• The task: Locate every line in the records below that holds the word "NetDania" and return each one.

★ ★ ★

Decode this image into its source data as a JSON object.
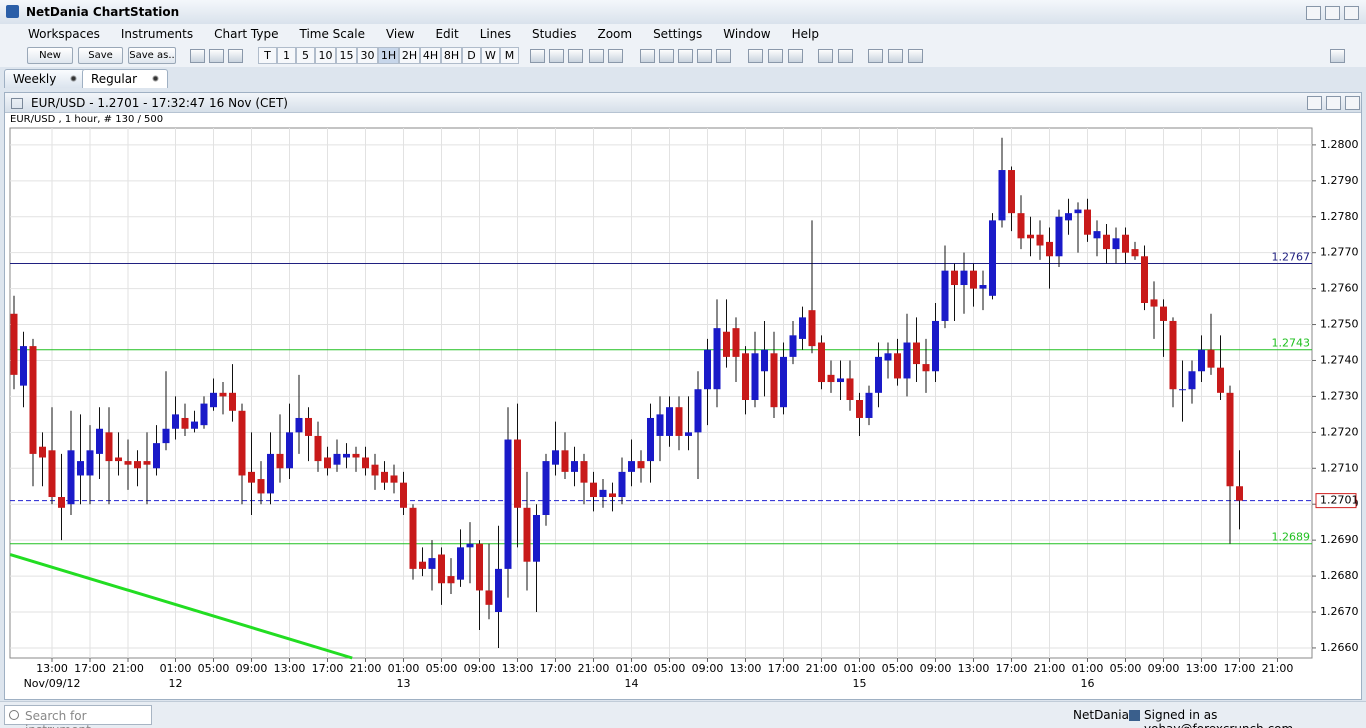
{
  "window": {
    "title": "NetDania ChartStation"
  },
  "menu": [
    "Workspaces",
    "Instruments",
    "Chart Type",
    "Time Scale",
    "View",
    "Edit",
    "Lines",
    "Studies",
    "Zoom",
    "Settings",
    "Window",
    "Help"
  ],
  "toolbar": {
    "buttons": [
      "New",
      "Save",
      "Save as.."
    ],
    "periods": [
      "T",
      "1",
      "5",
      "10",
      "15",
      "30",
      "1H",
      "2H",
      "4H",
      "8H",
      "D",
      "W",
      "M"
    ]
  },
  "tabs": [
    "Weekly",
    "Regular"
  ],
  "chart_window": {
    "title": "EUR/USD - 1.2701 - 17:32:47  16 Nov (CET)",
    "info": "EUR/USD , 1 hour, # 130 / 500"
  },
  "status": {
    "search_placeholder": "Search for instrument",
    "brand": "NetDania",
    "signed_in": "Signed in as yohay@forexcrunch.com"
  },
  "chart_data": {
    "type": "candlestick",
    "up_color": "#1a1ac8",
    "down_color": "#c81a1a",
    "grid": true,
    "ylim": [
      1.26572,
      1.28047
    ],
    "yticks": [
      {
        "value": 1.266,
        "label": "1.2660"
      },
      {
        "value": 1.267,
        "label": "1.2670"
      },
      {
        "value": 1.268,
        "label": "1.2680"
      },
      {
        "value": 1.269,
        "label": "1.2690"
      },
      {
        "value": 1.27,
        "label": "1.2700"
      },
      {
        "value": 1.271,
        "label": "1.2710"
      },
      {
        "value": 1.272,
        "label": "1.2720"
      },
      {
        "value": 1.273,
        "label": "1.2730"
      },
      {
        "value": 1.274,
        "label": "1.2740"
      },
      {
        "value": 1.275,
        "label": "1.2750"
      },
      {
        "value": 1.276,
        "label": "1.2760"
      },
      {
        "value": 1.277,
        "label": "1.2770"
      },
      {
        "value": 1.278,
        "label": "1.2780"
      },
      {
        "value": 1.279,
        "label": "1.2790"
      },
      {
        "value": 1.28,
        "label": "1.2800"
      }
    ],
    "categories": [
      null,
      null,
      null,
      null,
      "13:00",
      null,
      null,
      null,
      "17:00",
      null,
      null,
      null,
      "21:00",
      null,
      null,
      null,
      null,
      "01:00",
      null,
      null,
      null,
      "05:00",
      null,
      null,
      null,
      "09:00",
      null,
      null,
      null,
      "13:00",
      null,
      null,
      null,
      "17:00",
      null,
      null,
      null,
      "21:00",
      null,
      null,
      null,
      "01:00",
      null,
      null,
      null,
      "05:00",
      null,
      null,
      null,
      "09:00",
      null,
      null,
      null,
      "13:00",
      null,
      null,
      null,
      "17:00",
      null,
      null,
      null,
      "21:00",
      null,
      null,
      null,
      "01:00",
      null,
      null,
      null,
      "05:00",
      null,
      null,
      null,
      "09:00",
      null,
      null,
      null,
      "13:00",
      null,
      null,
      null,
      "17:00",
      null,
      null,
      null,
      "21:00",
      null,
      null,
      null,
      "01:00",
      null,
      null,
      null,
      "05:00",
      null,
      null,
      null,
      "09:00",
      null,
      null,
      null,
      "13:00",
      null,
      null,
      null,
      "17:00",
      null,
      null,
      null,
      "21:00",
      null,
      null,
      null,
      "01:00",
      null,
      null,
      null,
      "05:00",
      null,
      null,
      null,
      "09:00",
      null,
      null,
      null,
      "13:00",
      null,
      null,
      null,
      "17:00",
      null,
      null,
      null,
      "21:00"
    ],
    "date_labels": [
      null,
      null,
      null,
      null,
      "Nov/09/12",
      null,
      null,
      null,
      null,
      null,
      null,
      null,
      null,
      null,
      null,
      null,
      null,
      "12",
      null,
      null,
      null,
      null,
      null,
      null,
      null,
      null,
      null,
      null,
      null,
      null,
      null,
      null,
      null,
      null,
      null,
      null,
      null,
      null,
      null,
      null,
      null,
      "13",
      null,
      null,
      null,
      null,
      null,
      null,
      null,
      null,
      null,
      null,
      null,
      null,
      null,
      null,
      null,
      null,
      null,
      null,
      null,
      null,
      null,
      null,
      null,
      "14",
      null,
      null,
      null,
      null,
      null,
      null,
      null,
      null,
      null,
      null,
      null,
      null,
      null,
      null,
      null,
      null,
      null,
      null,
      null,
      null,
      null,
      null,
      null,
      "15",
      null,
      null,
      null,
      null,
      null,
      null,
      null,
      null,
      null,
      null,
      null,
      null,
      null,
      null,
      null,
      null,
      null,
      null,
      null,
      null,
      null,
      null,
      null,
      "16",
      null,
      null,
      null,
      null,
      null,
      null,
      null,
      null,
      null,
      null,
      null,
      null,
      null,
      null,
      null,
      null,
      null,
      null,
      null,
      null
    ],
    "open": [
      1.2753,
      1.2733,
      1.2744,
      1.2716,
      1.2715,
      1.2702,
      1.27,
      1.2708,
      1.2708,
      1.2714,
      1.272,
      1.2713,
      1.2712,
      1.2712,
      1.2712,
      1.271,
      1.2717,
      1.2721,
      1.2724,
      1.2721,
      1.2722,
      1.2727,
      1.2731,
      1.2731,
      1.2726,
      1.2709,
      1.2707,
      1.2703,
      1.2714,
      1.271,
      1.272,
      1.2724,
      1.2719,
      1.2713,
      1.2711,
      1.2713,
      1.2714,
      1.2713,
      1.2711,
      1.2709,
      1.2708,
      1.2706,
      1.2699,
      1.2684,
      1.2682,
      1.2686,
      1.268,
      1.2679,
      1.2688,
      1.2689,
      1.2676,
      1.267,
      1.2682,
      1.2718,
      1.2699,
      1.2684,
      1.2697,
      1.2711,
      1.2715,
      1.2709,
      1.2712,
      1.2706,
      1.2702,
      1.2703,
      1.2702,
      1.2709,
      1.2712,
      1.2712,
      1.2719,
      1.2719,
      1.2727,
      1.2719,
      1.272,
      1.2732,
      1.2732,
      1.2748,
      1.2749,
      1.2742,
      1.2729,
      1.2737,
      1.2742,
      1.2727,
      1.2741,
      1.2746,
      1.2754,
      1.2745,
      1.2736,
      1.2734,
      1.2735,
      1.2729,
      1.2724,
      1.2731,
      1.274,
      1.2742,
      1.2735,
      1.2745,
      1.2739,
      1.2737,
      1.2751,
      1.2765,
      1.2761,
      1.2765,
      1.276,
      1.2758,
      1.2779,
      1.2793,
      1.2781,
      1.2775,
      1.2775,
      1.2773,
      1.2769,
      1.2779,
      1.2781,
      1.2782,
      1.2774,
      1.2775,
      1.2771,
      1.2775,
      1.2771,
      1.2769,
      1.2757,
      1.2755,
      1.2751,
      1.2732,
      1.2732,
      1.2737,
      1.2743,
      1.2738,
      1.2731,
      1.2705,
      null,
      null,
      null,
      null
    ],
    "high": [
      1.2758,
      1.2748,
      1.2746,
      1.272,
      1.2727,
      1.2714,
      1.2726,
      1.2725,
      1.2722,
      1.2727,
      1.2727,
      1.272,
      1.2718,
      1.2715,
      1.272,
      1.2722,
      1.2737,
      1.273,
      1.2728,
      1.2726,
      1.273,
      1.2735,
      1.2734,
      1.2739,
      1.2728,
      1.272,
      1.2712,
      1.272,
      1.2725,
      1.2728,
      1.2736,
      1.2727,
      1.2723,
      1.2716,
      1.2718,
      1.2717,
      1.2716,
      1.2716,
      1.2714,
      1.2712,
      1.2711,
      1.2709,
      1.27,
      1.2688,
      1.269,
      1.2688,
      1.2685,
      1.2693,
      1.2695,
      1.269,
      1.2689,
      1.2694,
      1.2727,
      1.2728,
      1.2709,
      1.27,
      1.2714,
      1.2723,
      1.272,
      1.2716,
      1.2714,
      1.2709,
      1.2707,
      1.2706,
      1.2713,
      1.2718,
      1.2715,
      1.2728,
      1.273,
      1.273,
      1.273,
      1.273,
      1.2737,
      1.2746,
      1.2757,
      1.2757,
      1.2752,
      1.2744,
      1.2748,
      1.2751,
      1.2748,
      1.2745,
      1.2751,
      1.2755,
      1.2779,
      1.2747,
      1.274,
      1.274,
      1.274,
      1.2731,
      1.2733,
      1.2745,
      1.2745,
      1.2746,
      1.2753,
      1.2752,
      1.2746,
      1.2756,
      1.2772,
      1.2767,
      1.277,
      1.2767,
      1.2765,
      1.2781,
      1.2802,
      1.2794,
      1.2786,
      1.278,
      1.2779,
      1.2777,
      1.2782,
      1.2785,
      1.2784,
      1.2785,
      1.2779,
      1.2778,
      1.2777,
      1.2777,
      1.2773,
      1.2772,
      1.2762,
      1.2757,
      1.2752,
      1.274,
      1.274,
      1.2747,
      1.2753,
      1.2747,
      1.2733,
      1.2715,
      null,
      null,
      null,
      null
    ],
    "low": [
      1.2732,
      1.2727,
      1.2705,
      1.2705,
      1.27,
      1.269,
      1.2697,
      1.27,
      1.27,
      1.2707,
      1.27,
      1.2708,
      1.2704,
      1.2705,
      1.27,
      1.2708,
      1.2715,
      1.2718,
      1.2719,
      1.272,
      1.2721,
      1.2726,
      1.2725,
      1.2723,
      1.27,
      1.2697,
      1.27,
      1.27,
      1.2706,
      1.2707,
      1.2714,
      1.2712,
      1.2709,
      1.2708,
      1.2709,
      1.271,
      1.2709,
      1.2708,
      1.2704,
      1.2704,
      1.2703,
      1.2697,
      1.2679,
      1.268,
      1.2676,
      1.2672,
      1.2675,
      1.2677,
      1.2678,
      1.2665,
      1.2668,
      1.266,
      1.2674,
      1.2688,
      1.2676,
      1.267,
      1.2694,
      1.2708,
      1.2707,
      1.2705,
      1.27,
      1.2698,
      1.2699,
      1.2698,
      1.27,
      1.2705,
      1.2706,
      1.2706,
      1.2712,
      1.2716,
      1.2715,
      1.2715,
      1.2707,
      1.2722,
      1.2727,
      1.2738,
      1.2734,
      1.2725,
      1.2727,
      1.273,
      1.2724,
      1.2725,
      1.2739,
      1.2743,
      1.2742,
      1.2732,
      1.2731,
      1.2729,
      1.2726,
      1.2719,
      1.2722,
      1.2727,
      1.2735,
      1.2733,
      1.273,
      1.2734,
      1.2731,
      1.2734,
      1.2749,
      1.2751,
      1.2753,
      1.2755,
      1.2754,
      1.2757,
      1.2777,
      1.2776,
      1.2771,
      1.2769,
      1.2768,
      1.276,
      1.2766,
      1.2775,
      1.277,
      1.2773,
      1.2769,
      1.2767,
      1.2767,
      1.2767,
      1.2768,
      1.2754,
      1.2746,
      1.2741,
      1.2727,
      1.2723,
      1.2728,
      1.2734,
      1.2736,
      1.2729,
      1.2689,
      1.2693,
      null,
      null,
      null,
      null
    ],
    "close": [
      1.2736,
      1.2744,
      1.2714,
      1.2713,
      1.2702,
      1.2699,
      1.2715,
      1.2712,
      1.2715,
      1.2721,
      1.2712,
      1.2712,
      1.2711,
      1.271,
      1.2711,
      1.2717,
      1.2721,
      1.2725,
      1.2721,
      1.2723,
      1.2728,
      1.2731,
      1.273,
      1.2726,
      1.2708,
      1.2706,
      1.2703,
      1.2714,
      1.271,
      1.272,
      1.2724,
      1.2719,
      1.2712,
      1.271,
      1.2714,
      1.2714,
      1.2713,
      1.271,
      1.2708,
      1.2706,
      1.2706,
      1.2699,
      1.2682,
      1.2682,
      1.2685,
      1.2678,
      1.2678,
      1.2688,
      1.2689,
      1.2676,
      1.2672,
      1.2682,
      1.2718,
      1.2699,
      1.2684,
      1.2697,
      1.2712,
      1.2715,
      1.2709,
      1.2712,
      1.2706,
      1.2702,
      1.2704,
      1.2702,
      1.2709,
      1.2712,
      1.271,
      1.2724,
      1.2725,
      1.2727,
      1.2719,
      1.272,
      1.2732,
      1.2743,
      1.2749,
      1.2741,
      1.2741,
      1.2729,
      1.2742,
      1.2743,
      1.2727,
      1.2741,
      1.2747,
      1.2752,
      1.2744,
      1.2734,
      1.2734,
      1.2735,
      1.2729,
      1.2724,
      1.2731,
      1.2741,
      1.2742,
      1.2735,
      1.2745,
      1.2739,
      1.2737,
      1.2751,
      1.2765,
      1.2761,
      1.2765,
      1.276,
      1.2761,
      1.2779,
      1.2793,
      1.2781,
      1.2774,
      1.2774,
      1.2772,
      1.2769,
      1.278,
      1.2781,
      1.2782,
      1.2775,
      1.2776,
      1.2771,
      1.2774,
      1.277,
      1.2769,
      1.2756,
      1.2755,
      1.2751,
      1.2732,
      1.2732,
      1.2737,
      1.2743,
      1.2738,
      1.2731,
      1.2705,
      1.2701,
      null,
      null,
      null,
      null
    ],
    "levels": [
      {
        "value": 1.2767,
        "color": "#202080"
      },
      {
        "value": 1.2743,
        "color": "#20c020"
      },
      {
        "value": 1.2689,
        "color": "#20c020"
      },
      {
        "value": 1.2701,
        "color": "#2020d0",
        "style": "dashed"
      }
    ],
    "trend_line": {
      "x": [
        -0.4,
        35.6
      ],
      "values": [
        1.2686,
        1.26572
      ],
      "color": "#22dd22"
    }
  }
}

★ ★ ★

• Answer:
    "title": "NetDania ChartStation"
    "brand": "NetDania",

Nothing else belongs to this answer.